**LISTING**
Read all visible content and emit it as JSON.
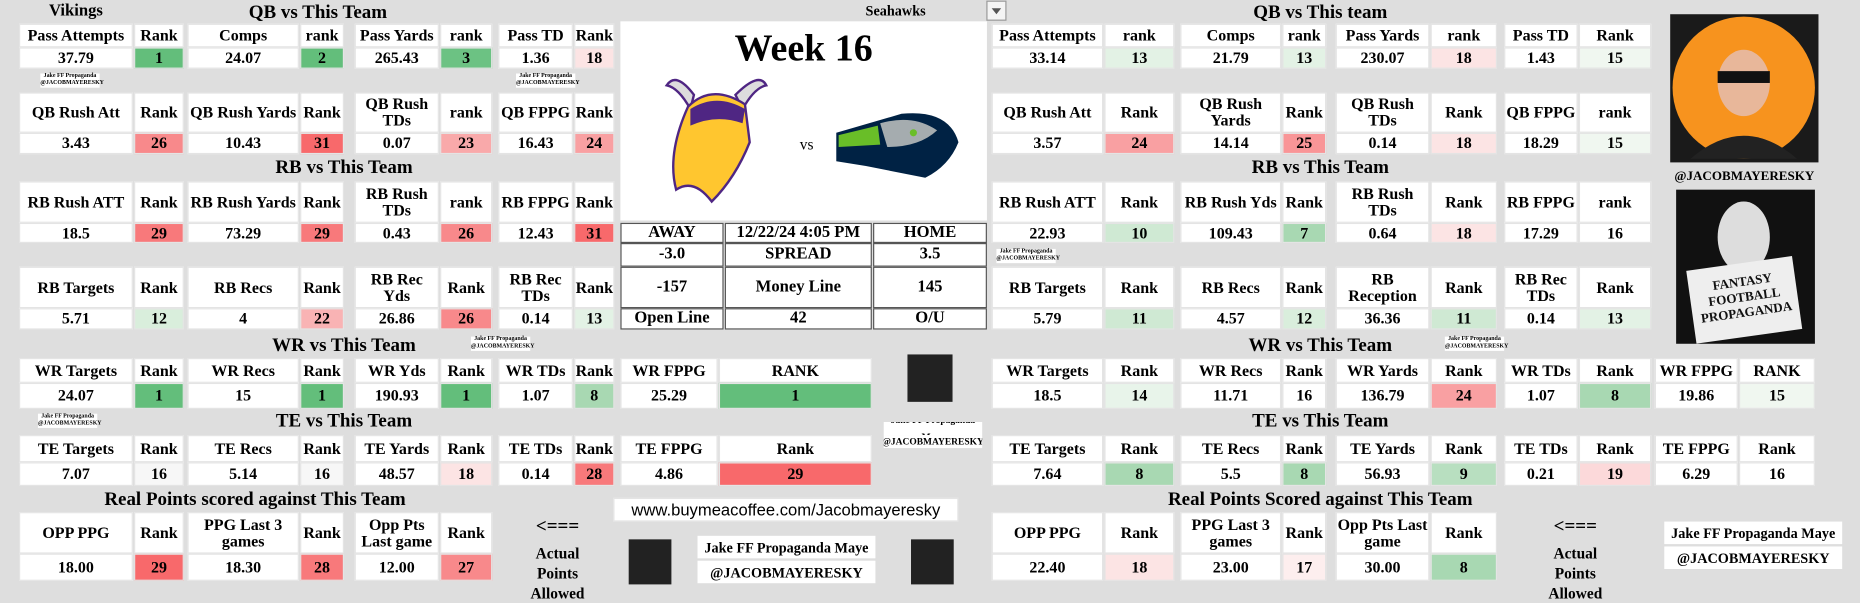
{
  "left": {
    "team": "Vikings",
    "sections": [
      {
        "title": "QB vs This Team",
        "rows": [
          [
            {
              "label": "Pass Attempts",
              "value": "37.79"
            },
            {
              "label": "Rank",
              "value": "1",
              "color": "#63be7b"
            },
            {
              "label": "Comps",
              "value": "24.07"
            },
            {
              "label": "rank",
              "value": "2",
              "color": "#63be7b"
            },
            {
              "label": "Pass Yards",
              "value": "265.43"
            },
            {
              "label": "rank",
              "value": "3",
              "color": "#6cc283"
            },
            {
              "label": "Pass TD",
              "value": "1.36"
            },
            {
              "label": "Rank",
              "value": "18",
              "color": "#fce4e4"
            }
          ],
          [
            {
              "label": "QB Rush Att",
              "value": "3.43"
            },
            {
              "label": "Rank",
              "value": "26",
              "color": "#f8898b"
            },
            {
              "label": "QB Rush Yards",
              "value": "10.43"
            },
            {
              "label": "Rank",
              "value": "31",
              "color": "#f8696b"
            },
            {
              "label": "QB Rush TDs",
              "value": "0.07"
            },
            {
              "label": "rank",
              "value": "23",
              "color": "#f9a9aa"
            },
            {
              "label": "QB FPPG",
              "value": "16.43"
            },
            {
              "label": "Rank",
              "value": "24",
              "color": "#f9a0a2"
            }
          ]
        ]
      },
      {
        "title": "RB vs This Team",
        "rows": [
          [
            {
              "label": "RB Rush ATT",
              "value": "18.5"
            },
            {
              "label": "Rank",
              "value": "29",
              "color": "#f8797b"
            },
            {
              "label": "RB Rush Yards",
              "value": "73.29"
            },
            {
              "label": "Rank",
              "value": "29",
              "color": "#f8797b"
            },
            {
              "label": "RB Rush TDs",
              "value": "0.43"
            },
            {
              "label": "rank",
              "value": "26",
              "color": "#f8898b"
            },
            {
              "label": "RB FPPG",
              "value": "12.43"
            },
            {
              "label": "Rank",
              "value": "31",
              "color": "#f8696b"
            }
          ],
          [
            {
              "label": "RB Targets",
              "value": "5.71"
            },
            {
              "label": "Rank",
              "value": "12",
              "color": "#d9eedc"
            },
            {
              "label": "RB Recs",
              "value": "4"
            },
            {
              "label": "Rank",
              "value": "22",
              "color": "#f9b3b4"
            },
            {
              "label": "RB Rec Yds",
              "value": "26.86"
            },
            {
              "label": "Rank",
              "value": "26",
              "color": "#f8898b"
            },
            {
              "label": "RB Rec TDs",
              "value": "0.14"
            },
            {
              "label": "Rank",
              "value": "13",
              "color": "#e3f2e5"
            }
          ]
        ]
      },
      {
        "title": "WR vs This Team",
        "rows": [
          [
            {
              "label": "WR Targets",
              "value": "24.07"
            },
            {
              "label": "Rank",
              "value": "1",
              "color": "#63be7b"
            },
            {
              "label": "WR Recs",
              "value": "15"
            },
            {
              "label": "Rank",
              "value": "1",
              "color": "#63be7b"
            },
            {
              "label": "WR Yds",
              "value": "190.93"
            },
            {
              "label": "Rank",
              "value": "1",
              "color": "#63be7b"
            },
            {
              "label": "WR TDs",
              "value": "1.07"
            },
            {
              "label": "Rank",
              "value": "8",
              "color": "#a8d8b2"
            },
            {
              "label": "WR FPPG",
              "value": "25.29"
            },
            {
              "label": "RANK",
              "value": "1",
              "color": "#63be7b"
            }
          ]
        ]
      },
      {
        "title": "TE vs This Team",
        "rows": [
          [
            {
              "label": "TE Targets",
              "value": "7.07"
            },
            {
              "label": "Rank",
              "value": "16",
              "color": "#f7f7f7"
            },
            {
              "label": "TE Recs",
              "value": "5.14"
            },
            {
              "label": "Rank",
              "value": "16",
              "color": "#f7f7f7"
            },
            {
              "label": "TE Yards",
              "value": "48.57"
            },
            {
              "label": "Rank",
              "value": "18",
              "color": "#fce4e4"
            },
            {
              "label": "TE TDs",
              "value": "0.14"
            },
            {
              "label": "Rank",
              "value": "28",
              "color": "#f8797b"
            },
            {
              "label": "TE FPPG",
              "value": "4.86"
            },
            {
              "label": "Rank",
              "value": "29",
              "color": "#f8696b"
            }
          ]
        ]
      },
      {
        "title": "Real Points scored against This Team",
        "rows": [
          [
            {
              "label": "OPP PPG",
              "value": "18.00"
            },
            {
              "label": "Rank",
              "value": "29",
              "color": "#f8696b"
            },
            {
              "label": "PPG Last 3 games",
              "value": "18.30"
            },
            {
              "label": "Rank",
              "value": "28",
              "color": "#f8797b"
            },
            {
              "label": "Opp Pts Last game",
              "value": "12.00"
            },
            {
              "label": "Rank",
              "value": "27",
              "color": "#f8898b"
            }
          ]
        ]
      }
    ]
  },
  "right": {
    "team": "Seahawks",
    "sections": [
      {
        "title": "QB vs This team",
        "rows": [
          [
            {
              "label": "Pass Attempts",
              "value": "33.14"
            },
            {
              "label": "rank",
              "value": "13",
              "color": "#e3f2e5"
            },
            {
              "label": "Comps",
              "value": "21.79"
            },
            {
              "label": "rank",
              "value": "13",
              "color": "#e3f2e5"
            },
            {
              "label": "Pass Yards",
              "value": "230.07"
            },
            {
              "label": "rank",
              "value": "18",
              "color": "#fce4e4"
            },
            {
              "label": "Pass TD",
              "value": "1.43"
            },
            {
              "label": "Rank",
              "value": "15",
              "color": "#f0f7f0"
            }
          ],
          [
            {
              "label": "QB Rush Att",
              "value": "3.57"
            },
            {
              "label": "Rank",
              "value": "24",
              "color": "#f9a0a2"
            },
            {
              "label": "QB Rush Yards",
              "value": "14.14"
            },
            {
              "label": "Rank",
              "value": "25",
              "color": "#f99597"
            },
            {
              "label": "QB Rush TDs",
              "value": "0.14"
            },
            {
              "label": "Rank",
              "value": "18",
              "color": "#fce4e4"
            },
            {
              "label": "QB FPPG",
              "value": "18.29"
            },
            {
              "label": "rank",
              "value": "15",
              "color": "#f0f7f0"
            }
          ]
        ]
      },
      {
        "title": "RB vs This Team",
        "rows": [
          [
            {
              "label": "RB Rush ATT",
              "value": "22.93"
            },
            {
              "label": "Rank",
              "value": "10",
              "color": "#cfe9d3"
            },
            {
              "label": "RB Rush Yds",
              "value": "109.43"
            },
            {
              "label": "Rank",
              "value": "7",
              "color": "#a8d8b2"
            },
            {
              "label": "RB Rush TDs",
              "value": "0.64"
            },
            {
              "label": "Rank",
              "value": "18",
              "color": "#fce4e4"
            },
            {
              "label": "RB FPPG",
              "value": "17.29"
            },
            {
              "label": "rank",
              "value": "16",
              "color": "#ffffff"
            }
          ],
          [
            {
              "label": "RB Targets",
              "value": "5.79"
            },
            {
              "label": "Rank",
              "value": "11",
              "color": "#cfe9d3"
            },
            {
              "label": "RB Recs",
              "value": "4.57"
            },
            {
              "label": "Rank",
              "value": "12",
              "color": "#d9eedc"
            },
            {
              "label": "RB Reception",
              "value": "36.36"
            },
            {
              "label": "Rank",
              "value": "11",
              "color": "#cfe9d3"
            },
            {
              "label": "RB Rec TDs",
              "value": "0.14"
            },
            {
              "label": "Rank",
              "value": "13",
              "color": "#e3f2e5"
            }
          ]
        ]
      },
      {
        "title": "WR vs This Team",
        "rows": [
          [
            {
              "label": "WR Targets",
              "value": "18.5"
            },
            {
              "label": "Rank",
              "value": "14",
              "color": "#e8f4ea"
            },
            {
              "label": "WR Recs",
              "value": "11.71"
            },
            {
              "label": "Rank",
              "value": "16",
              "color": "#ffffff"
            },
            {
              "label": "WR Yards",
              "value": "136.79"
            },
            {
              "label": "Rank",
              "value": "24",
              "color": "#f9a0a2"
            },
            {
              "label": "WR TDs",
              "value": "1.07"
            },
            {
              "label": "Rank",
              "value": "8",
              "color": "#a8d8b2"
            },
            {
              "label": "WR FPPG",
              "value": "19.86"
            },
            {
              "label": "RANK",
              "value": "15",
              "color": "#f0f7f0"
            }
          ]
        ]
      },
      {
        "title": "TE vs This Team",
        "rows": [
          [
            {
              "label": "TE Targets",
              "value": "7.64"
            },
            {
              "label": "Rank",
              "value": "8",
              "color": "#a8d8b2"
            },
            {
              "label": "TE Recs",
              "value": "5.5"
            },
            {
              "label": "Rank",
              "value": "8",
              "color": "#a8d8b2"
            },
            {
              "label": "TE Yards",
              "value": "56.93"
            },
            {
              "label": "Rank",
              "value": "9",
              "color": "#b8dfc0"
            },
            {
              "label": "TE TDs",
              "value": "0.21"
            },
            {
              "label": "Rank",
              "value": "19",
              "color": "#fcd9da"
            },
            {
              "label": "TE FPPG",
              "value": "6.29"
            },
            {
              "label": "Rank",
              "value": "16",
              "color": "#ffffff"
            }
          ]
        ]
      },
      {
        "title": "Real Points Scored against This Team",
        "rows": [
          [
            {
              "label": "OPP PPG",
              "value": "22.40"
            },
            {
              "label": "Rank",
              "value": "18",
              "color": "#fce4e4"
            },
            {
              "label": "PPG Last 3 games",
              "value": "23.00"
            },
            {
              "label": "Rank",
              "value": "17",
              "color": "#fdeeee"
            },
            {
              "label": "Opp Pts Last game",
              "value": "30.00"
            },
            {
              "label": "Rank",
              "value": "8",
              "color": "#a8d8b2"
            }
          ]
        ]
      }
    ]
  },
  "center": {
    "week": "Week 16",
    "vs": "vs",
    "odds": [
      [
        "AWAY",
        "12/22/24 4:05 PM",
        "HOME"
      ],
      [
        "-3.0",
        "SPREAD",
        "3.5"
      ],
      [
        "-157",
        "Money Line",
        "145"
      ],
      [
        "Open Line",
        "42",
        "O/U"
      ]
    ]
  },
  "coffee": "www.buymeacoffee.com/Jacobmayeresky",
  "arrow_note": {
    "arrow": "<===",
    "text": "Actual Points Allowed"
  },
  "brand": {
    "name": "Jake FF Propaganda Maye",
    "handle": "@JACOBMAYERESKY"
  },
  "badge": "FANTASY FOOTBALL PROPAGANDA"
}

**WORK TO COMPLETE**
Scan the records above for the string "Real", then select every line that holds it.

**EXERCISE ANSWER**
        "title": "Real Points scored against This Team",
        "title": "Real Points Scored against This Team",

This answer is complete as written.